▶ [VORLIEGENDER TEXT]:
Tod, Sterben und Vergehen sind stetig pulsierende Quellen der Poesie. Gedichte wollen seit Jahrtausenden dagegen anschreiben, anklagen, verzweifeln und immer ins Leben einzubeziehen, was doch immer trennt. Gedichte scheitern, denn das Enden stellt keinen Passierschein aus. Es belauert uns und setzt Grenzen, die unsichtbar bleiben bis zu dem Augenblick, der alles nimmt und die Hoheit der Zeit beweist.

„Wenn die Reise auch ewig währte, / sie dauerte nur einen Augenblick, / und der Tod ist schon da, kurz zuvor.“ Dieser Vers von Giuseppe Ungaretti aus „Letzte Chöre für das gelobte Land, Rom 1952-1960“ intoniert die Erkenntnis des „Immer schon Daseins“ des unerbittlichen Grenzenziehers, des Lebensimperators, dem keiner ausweichen kann. Wer liest, Gedichte gar, will mehr wissen von den Sphären, die sich dem wirklich Vorstellbaren entziehen. „Wo // wo bliebe das wort, abgeschwiegen dem tod, wäre hochgesetzt, / der hallraum nicht / eines herzens“ dichtet Reiner Kunze im Band „eines jeden einziges leben“ (Frankfurt am Main 1986). Der italienische und der deutsche Dichter versuchen, dem Tod Leben zu geben oder in den Innenbereich des Verfügbaren einzubeziehen. Das ist mutig, anrührend und zugleich hilflos, sind doch Worte die Gefährten des Uneigentlichen.

▶ [ZEILEN IM DATENSATZ]:
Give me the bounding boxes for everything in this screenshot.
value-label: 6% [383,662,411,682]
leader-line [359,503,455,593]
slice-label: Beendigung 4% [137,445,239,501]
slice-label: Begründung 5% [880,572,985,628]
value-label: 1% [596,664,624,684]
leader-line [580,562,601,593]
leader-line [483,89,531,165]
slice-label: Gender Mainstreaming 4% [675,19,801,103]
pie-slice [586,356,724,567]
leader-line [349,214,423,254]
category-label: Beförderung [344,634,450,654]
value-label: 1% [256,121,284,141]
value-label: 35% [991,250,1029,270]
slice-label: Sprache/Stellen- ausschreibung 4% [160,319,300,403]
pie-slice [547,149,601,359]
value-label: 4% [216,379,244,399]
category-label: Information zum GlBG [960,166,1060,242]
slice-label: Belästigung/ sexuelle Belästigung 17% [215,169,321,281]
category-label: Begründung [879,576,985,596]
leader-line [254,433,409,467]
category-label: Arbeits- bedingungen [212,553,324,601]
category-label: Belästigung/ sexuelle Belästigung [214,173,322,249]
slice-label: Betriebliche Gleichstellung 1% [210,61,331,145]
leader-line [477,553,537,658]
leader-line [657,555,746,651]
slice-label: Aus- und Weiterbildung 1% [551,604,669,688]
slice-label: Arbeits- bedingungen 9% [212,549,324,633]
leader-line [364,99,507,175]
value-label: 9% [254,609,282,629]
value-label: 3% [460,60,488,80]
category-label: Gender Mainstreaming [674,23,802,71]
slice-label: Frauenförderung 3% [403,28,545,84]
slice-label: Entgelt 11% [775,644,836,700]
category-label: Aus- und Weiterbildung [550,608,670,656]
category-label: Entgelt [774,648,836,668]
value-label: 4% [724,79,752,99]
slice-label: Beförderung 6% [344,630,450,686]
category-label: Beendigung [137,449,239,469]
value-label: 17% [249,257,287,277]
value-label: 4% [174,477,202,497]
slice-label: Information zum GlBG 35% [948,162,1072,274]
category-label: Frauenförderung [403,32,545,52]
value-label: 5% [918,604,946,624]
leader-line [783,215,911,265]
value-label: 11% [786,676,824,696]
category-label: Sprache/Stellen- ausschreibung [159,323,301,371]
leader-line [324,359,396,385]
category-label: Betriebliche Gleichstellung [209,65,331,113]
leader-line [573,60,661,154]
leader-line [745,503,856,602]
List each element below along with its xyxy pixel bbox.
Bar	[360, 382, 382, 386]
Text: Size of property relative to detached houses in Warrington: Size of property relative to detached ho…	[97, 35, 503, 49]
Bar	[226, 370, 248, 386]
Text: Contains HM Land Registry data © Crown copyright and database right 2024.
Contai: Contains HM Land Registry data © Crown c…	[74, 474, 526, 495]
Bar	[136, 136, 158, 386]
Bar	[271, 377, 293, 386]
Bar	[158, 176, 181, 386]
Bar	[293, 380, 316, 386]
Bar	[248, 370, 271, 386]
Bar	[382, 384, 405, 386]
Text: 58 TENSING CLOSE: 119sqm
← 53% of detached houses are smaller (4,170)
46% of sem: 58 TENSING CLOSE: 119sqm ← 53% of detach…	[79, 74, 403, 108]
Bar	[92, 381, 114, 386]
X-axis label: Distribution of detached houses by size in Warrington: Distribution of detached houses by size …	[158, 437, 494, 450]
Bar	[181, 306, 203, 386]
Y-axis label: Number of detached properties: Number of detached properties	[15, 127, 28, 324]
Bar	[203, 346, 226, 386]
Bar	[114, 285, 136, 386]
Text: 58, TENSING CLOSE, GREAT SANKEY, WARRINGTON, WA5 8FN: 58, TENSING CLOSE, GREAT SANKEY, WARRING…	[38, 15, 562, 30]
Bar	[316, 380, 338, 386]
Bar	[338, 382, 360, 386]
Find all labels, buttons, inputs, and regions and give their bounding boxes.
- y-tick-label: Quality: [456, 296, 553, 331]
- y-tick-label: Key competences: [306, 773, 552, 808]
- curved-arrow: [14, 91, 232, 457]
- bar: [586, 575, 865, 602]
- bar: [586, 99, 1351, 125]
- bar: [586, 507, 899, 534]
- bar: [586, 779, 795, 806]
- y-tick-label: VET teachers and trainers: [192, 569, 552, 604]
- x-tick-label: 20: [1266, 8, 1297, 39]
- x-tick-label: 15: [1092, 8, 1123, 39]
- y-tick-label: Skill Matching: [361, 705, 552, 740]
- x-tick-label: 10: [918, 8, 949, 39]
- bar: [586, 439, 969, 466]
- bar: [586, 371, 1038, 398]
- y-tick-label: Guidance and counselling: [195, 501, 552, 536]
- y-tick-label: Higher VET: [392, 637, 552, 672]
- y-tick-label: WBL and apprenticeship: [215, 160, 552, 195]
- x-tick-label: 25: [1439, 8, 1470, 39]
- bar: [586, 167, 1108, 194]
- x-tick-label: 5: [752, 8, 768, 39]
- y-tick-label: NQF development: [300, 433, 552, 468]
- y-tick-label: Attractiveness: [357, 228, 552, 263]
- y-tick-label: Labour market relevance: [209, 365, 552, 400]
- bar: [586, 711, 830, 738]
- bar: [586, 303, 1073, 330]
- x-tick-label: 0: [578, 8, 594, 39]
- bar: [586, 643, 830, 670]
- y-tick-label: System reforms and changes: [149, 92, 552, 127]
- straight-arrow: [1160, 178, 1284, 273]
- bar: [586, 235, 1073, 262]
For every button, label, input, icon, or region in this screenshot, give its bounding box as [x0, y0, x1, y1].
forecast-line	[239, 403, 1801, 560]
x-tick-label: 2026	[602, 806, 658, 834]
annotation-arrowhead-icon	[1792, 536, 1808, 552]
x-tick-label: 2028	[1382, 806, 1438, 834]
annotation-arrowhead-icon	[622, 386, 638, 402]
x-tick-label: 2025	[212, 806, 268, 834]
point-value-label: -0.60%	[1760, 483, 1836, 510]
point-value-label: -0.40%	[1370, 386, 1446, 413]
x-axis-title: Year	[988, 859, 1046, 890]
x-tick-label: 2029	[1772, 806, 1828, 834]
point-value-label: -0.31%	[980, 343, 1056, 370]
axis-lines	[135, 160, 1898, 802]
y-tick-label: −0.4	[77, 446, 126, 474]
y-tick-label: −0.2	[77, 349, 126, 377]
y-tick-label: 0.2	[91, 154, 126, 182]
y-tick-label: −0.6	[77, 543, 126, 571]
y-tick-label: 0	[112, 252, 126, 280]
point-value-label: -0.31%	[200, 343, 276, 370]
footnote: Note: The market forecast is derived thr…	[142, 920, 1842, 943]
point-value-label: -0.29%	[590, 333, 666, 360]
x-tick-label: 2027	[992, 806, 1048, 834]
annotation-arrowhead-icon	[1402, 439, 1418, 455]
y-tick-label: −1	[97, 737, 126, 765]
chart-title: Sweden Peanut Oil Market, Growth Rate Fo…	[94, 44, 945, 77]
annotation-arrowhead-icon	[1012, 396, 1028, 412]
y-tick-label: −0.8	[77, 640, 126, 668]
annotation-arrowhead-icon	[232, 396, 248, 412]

▶ [AUFGABEN]:
(a) Stimmen die folgenden Aussagen mit dem Text über Tod und Dichtung überein? Antworte zu jeder mit Ja oder Nein und zitiere wörtlich die Worte des Textes, die darüber entscheiden. (i) Der zitierte Vers von Giuseppe Ungaretti stammt aus dem Band „eines jeden einziges leben“. (ii) Der Band von Reiner Kunze erschien 1986 in Frankfurt am Main. (iii) Dem Text zufolge scheitern Gedichte.
(b) Führe den Text über Tod und Dichtung bitte im Anschluss an seinen letzten Satz weiter.
Die Zeilen werden hier nicht gebraucht.

▶ [LÖSUNGEN]:
(a)
(i) Nein: „Dieser Vers von Giuseppe Ungaretti aus „Letzte Chöre für das gelobte Land, Rom 1952-1960““
(ii) Ja: „im Band „eines jeden einziges leben“ (Frankfurt am Main 1986)“
(iii) Ja: „Gedichte scheitern, denn das Enden stellt keinen Passierschein aus.“

(b)
Horst Samson, der im rhetorischen Gestus die Zeilen bricht, bedenkt und begrübelt, kennt die dünne Haut der Sprache, die vor nichts bewahrt und rettet: „Die Sprache kopiert uns bis zuletzt, / Dann verliert sie, // Ihre Macht, verliert uns aus dem Auge / Und sich // Im Universum als schwer lesbares Plagiat / Der Zeit. Es hilft kein Gebet, // Kein Wünschen, kein Gott, / Spurlos endet sie mit uns…“ Das Sterben ist Nichtsprechen, es entlässt ins Nichtmehr. Gott ist für Samson keine (Sprach-) Größe, keine Zuflucht von Geist und Gedächtnis, eben kein „Hallraum“ im Sinne Kunzes und somit der Himmel „leeres Geheimfach.“ Die Sprache ist für Samson eine Geliebte, die sich ihm immer wieder entzieht und schließlich allein lässt. Dann fehlt das Gegenüber, fällt der Vorhang und nichts bleibt zurück. Diese tiefe Lebens- und Sprachtrauer wurzelt tief, macht zuweilen an den Großen der Dichtung fest, so an Paul Celan, Nelly Sachs oder Fernando Pessoa, was wie ein Anklammern des Ertrinkenden an deren Wortbojen wirkt, hat aber eine biographische Begründung, in den Lebensgeschichten seiner Vorfahren und in seinem 1954 im rumänischen Baragan begonnenen Leben.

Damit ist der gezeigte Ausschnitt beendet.